• _Exercise brief_
Transcribe the records in full, keeping every character as it is.
━━━━━ Record excerpts
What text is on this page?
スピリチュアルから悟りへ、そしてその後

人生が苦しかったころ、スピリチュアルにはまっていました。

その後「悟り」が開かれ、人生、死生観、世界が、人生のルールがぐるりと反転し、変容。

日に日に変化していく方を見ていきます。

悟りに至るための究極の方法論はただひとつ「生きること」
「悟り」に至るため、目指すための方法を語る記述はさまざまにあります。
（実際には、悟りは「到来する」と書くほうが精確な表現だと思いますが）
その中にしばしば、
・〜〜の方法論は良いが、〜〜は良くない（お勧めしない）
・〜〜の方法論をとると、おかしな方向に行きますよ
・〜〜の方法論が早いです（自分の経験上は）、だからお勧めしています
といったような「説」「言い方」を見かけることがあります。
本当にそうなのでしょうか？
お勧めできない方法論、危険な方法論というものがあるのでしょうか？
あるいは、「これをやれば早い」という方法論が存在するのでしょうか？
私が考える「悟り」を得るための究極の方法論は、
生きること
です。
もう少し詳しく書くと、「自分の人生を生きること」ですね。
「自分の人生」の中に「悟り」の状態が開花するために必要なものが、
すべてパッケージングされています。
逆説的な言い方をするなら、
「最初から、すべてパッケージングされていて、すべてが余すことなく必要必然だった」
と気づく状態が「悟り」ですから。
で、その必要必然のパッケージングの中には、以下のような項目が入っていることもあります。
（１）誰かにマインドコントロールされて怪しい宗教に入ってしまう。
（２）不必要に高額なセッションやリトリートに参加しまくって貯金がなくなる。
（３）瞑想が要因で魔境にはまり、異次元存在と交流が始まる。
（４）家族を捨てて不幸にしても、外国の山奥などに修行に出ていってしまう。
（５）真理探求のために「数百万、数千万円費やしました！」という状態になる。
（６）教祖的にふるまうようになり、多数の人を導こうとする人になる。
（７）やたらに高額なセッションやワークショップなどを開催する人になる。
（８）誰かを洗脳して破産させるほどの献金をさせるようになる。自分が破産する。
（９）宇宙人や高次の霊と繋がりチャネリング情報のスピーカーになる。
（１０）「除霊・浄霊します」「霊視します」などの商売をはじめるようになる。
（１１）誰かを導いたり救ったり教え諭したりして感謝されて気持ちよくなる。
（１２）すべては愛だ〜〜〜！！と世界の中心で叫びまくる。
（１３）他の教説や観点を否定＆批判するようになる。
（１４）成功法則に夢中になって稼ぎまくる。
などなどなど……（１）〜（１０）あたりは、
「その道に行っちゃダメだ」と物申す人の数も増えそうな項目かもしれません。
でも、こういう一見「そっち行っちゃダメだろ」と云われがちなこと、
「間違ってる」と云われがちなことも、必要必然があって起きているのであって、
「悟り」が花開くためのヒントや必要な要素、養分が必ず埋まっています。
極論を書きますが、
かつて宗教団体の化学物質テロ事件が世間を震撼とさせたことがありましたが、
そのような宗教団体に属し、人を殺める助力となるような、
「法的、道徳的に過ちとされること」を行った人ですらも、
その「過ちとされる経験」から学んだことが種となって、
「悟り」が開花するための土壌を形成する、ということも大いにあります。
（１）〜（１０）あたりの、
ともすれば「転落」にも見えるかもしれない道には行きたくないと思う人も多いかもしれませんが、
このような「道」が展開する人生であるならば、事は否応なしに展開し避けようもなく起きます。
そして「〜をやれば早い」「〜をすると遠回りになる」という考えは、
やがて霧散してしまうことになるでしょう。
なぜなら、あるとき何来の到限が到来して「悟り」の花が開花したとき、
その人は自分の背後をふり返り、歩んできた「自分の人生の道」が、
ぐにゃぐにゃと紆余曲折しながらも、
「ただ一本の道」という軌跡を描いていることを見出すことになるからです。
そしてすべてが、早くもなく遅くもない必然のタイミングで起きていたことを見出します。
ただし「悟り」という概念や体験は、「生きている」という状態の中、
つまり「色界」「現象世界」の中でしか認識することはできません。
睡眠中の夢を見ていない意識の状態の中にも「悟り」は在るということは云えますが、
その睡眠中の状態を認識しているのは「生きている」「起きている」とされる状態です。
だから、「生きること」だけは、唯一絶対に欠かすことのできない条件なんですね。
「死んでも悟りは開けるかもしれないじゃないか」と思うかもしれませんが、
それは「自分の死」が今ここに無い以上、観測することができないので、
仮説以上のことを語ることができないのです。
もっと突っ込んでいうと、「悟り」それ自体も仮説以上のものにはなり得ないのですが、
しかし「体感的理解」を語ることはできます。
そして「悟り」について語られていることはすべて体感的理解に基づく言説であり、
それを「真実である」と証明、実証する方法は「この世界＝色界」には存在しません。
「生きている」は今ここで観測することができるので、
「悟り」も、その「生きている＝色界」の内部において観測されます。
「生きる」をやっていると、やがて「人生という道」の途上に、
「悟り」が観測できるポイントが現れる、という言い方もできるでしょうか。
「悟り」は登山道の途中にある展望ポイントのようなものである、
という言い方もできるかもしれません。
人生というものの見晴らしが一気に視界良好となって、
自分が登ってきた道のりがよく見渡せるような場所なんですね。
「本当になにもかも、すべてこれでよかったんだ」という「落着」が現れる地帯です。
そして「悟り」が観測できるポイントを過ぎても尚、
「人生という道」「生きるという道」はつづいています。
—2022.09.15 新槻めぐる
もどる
━━━━━━━━━━
• _Completed exercise_
What text is on this page?
スピリチュアルから悟りへ、そしてその後

人生が苦しかったころ、スピリチュアルにはまっていました。

その後「悟り」が開かれ、人生、死生観、世界が、人生のルールがぐるりと反転し、変容。

日に日に変化していく方を見ていきます。

悟りに至るための究極の方法論はただひとつ「生きること」
「悟り」に至るため、目指すための方法を語る記述はさまざまにあります。
（実際には、悟りは「到来する」と書くほうが精確な表現だと思いますが）
その中にしばしば、
・〜〜の方法論は良いが、〜〜は良くない（お勧めしない）
・〜〜の方法論をとると、おかしな方向に行きますよ
・〜〜の方法論が早いです（自分の経験上は）、だからお勧めしています
といったような「説」「言い方」を見かけることがあります。
本当にそうなのでしょうか？
お勧めできない方法論、危険な方法論というものがあるのでしょうか？
あるいは、「これをやれば早い」という方法論が存在するのでしょうか？
私が考える「悟り」を得るための究極の方法論は、
生きること
です。
もう少し詳しく書くと、「自分の人生を生きること」ですね。
「自分の人生」の中に「悟り」の状態が開花するために必要なものが、
すべてパッケージングされています。
逆説的な言い方をするなら、
「最初から、すべてパッケージングされていて、すべてが余すことなく必要必然だった」
と気づく状態が「悟り」ですから。
で、その必要必然のパッケージングの中には、以下のような項目が入っていることもあります。
（１）誰かにマインドコントロールされて怪しい宗教に入ってしまう。
（２）不必要に高額なセッションやリトリートに参加しまくって貯金がなくなる。
（３）瞑想が要因で魔境にはまり、異次元存在と交流が始まる。
（４）家族を捨てて不幸にしても、外国の山奥などに修行に出ていってしまう。
（５）真理探求のために「数百万、数千万円費やしました！」という状態になる。
（６）教祖的にふるまうようになり、多数の人を導こうとする人になる。
（７）やたらに高額なセッションやワークショップなどを開催する人になる。
（８）誰かを洗脳して破産させるほどの献金をさせるようになる。自分が破産する。
（９）宇宙人や高次の霊と繋がりチャネリング情報のスピーカーになる。
（１０）「除霊・浄霊します」「霊視します」などの商売をはじめるようになる。
（１１）誰かを導いたり救ったり教え諭したりして感謝されて気持ちよくなる。
（１２）すべては愛だ〜〜〜！！と世界の中心で叫びまくる。
（１３）他の教説や観点を否定＆批判するようになる。
（１４）成功法則に夢中になって稼ぎまくる。
などなどなど……（１）〜（１０）あたりは、
「その道に行っちゃダメだ」と物申す人の数も増えそうな項目かもしれません。
でも、こういう一見「そっち行っちゃダメだろ」と云われがちなこと、
「間違ってる」と云われがちなことも、必要必然があって起きているのであって、
「悟り」が花開くためのヒントや必要な要素、養分が必ず埋まっています。
極論を書きますが、
かつて宗教団体の化学物質テロ事件が世間を震撼とさせたことがありましたが、
そのような宗教団体に属し、人を殺める助力となるような、
「法的、道徳的に過ちとされること」を行った人ですらも、
その「過ちとされる経験」から学んだことが種となって、
「悟り」が開花するための土壌を形成する、ということも大いにあります。
（１）〜（１０）あたりの、
ともすれば「転落」にも見えるかもしれない道には行きたくないと思う人も多いかもしれませんが、
このような「道」が展開する人生であるならば、事は否応なしに展開し避けようもなく起きます。
そして「〜をやれば早い」「〜をすると遠回りになる」という考えは、
やがて霧散してしまうことになるでしょう。
なぜなら、あるとき何来の到限が到来して「悟り」の花が開花したとき、
その人は自分の背後をふり返り、歩んできた「自分の人生の道」が、
ぐにゃぐにゃと紆余曲折しながらも、
「ただ一本の道」という軌跡を描いていることを見出すことになるからです。
そしてすべてが、早くもなく遅くもない必然のタイミングで起きていたことを見出します。
ただし「悟り」という概念や体験は、「生きている」という状態の中、
つまり「色界」「現象世界」の中でしか認識することはできません。
睡眠中の夢を見ていない意識の状態の中にも「悟り」は在るということは云えますが、
その睡眠中の状態を認識しているのは「生きている」「起きている」とされる状態です。
だから、「生きること」だけは、唯一絶対に欠かすことのできない条件なんですね。
「死んでも悟りは開けるかもしれないじゃないか」と思うかもしれませんが、
それは「自分の死」が今ここに無い以上、観測することができないので、
仮説以上のことを語ることができないのです。
もっと突っ込んでいうと、「悟り」それ自体も仮説以上のものにはなり得ないのですが、
しかし「体感的理解」を語ることはできます。
そして「悟り」について語られていることはすべて体感的理解に基づく言説であり、
それを「真実である」と証明、実証する方法は「この世界＝色界」には存在しません。
「生きている」は今ここで観測することができるので、
「悟り」も、その「生きている＝色界」の内部において観測されます。
「生きる」をやっていると、やがて「人生という道」の途上に、
「悟り」が観測できるポイントが現れる、という言い方もできるでしょうか。
「悟り」は登山道の途中にある展望ポイントのようなものである、
という言い方もできるかもしれません。
人生というものの見晴らしが一気に視界良好となって、
自分が登ってきた道のりがよく見渡せるような場所なんですね。
「本当になにもかも、すべてこれでよかったんだ」という「落着」が現れる地帯です。
そして「悟り」が観測できるポイントを過ぎても尚、
「人生という道」「生きるという道」はつづいています。
—2022.09.15 新槻めぐる
もどる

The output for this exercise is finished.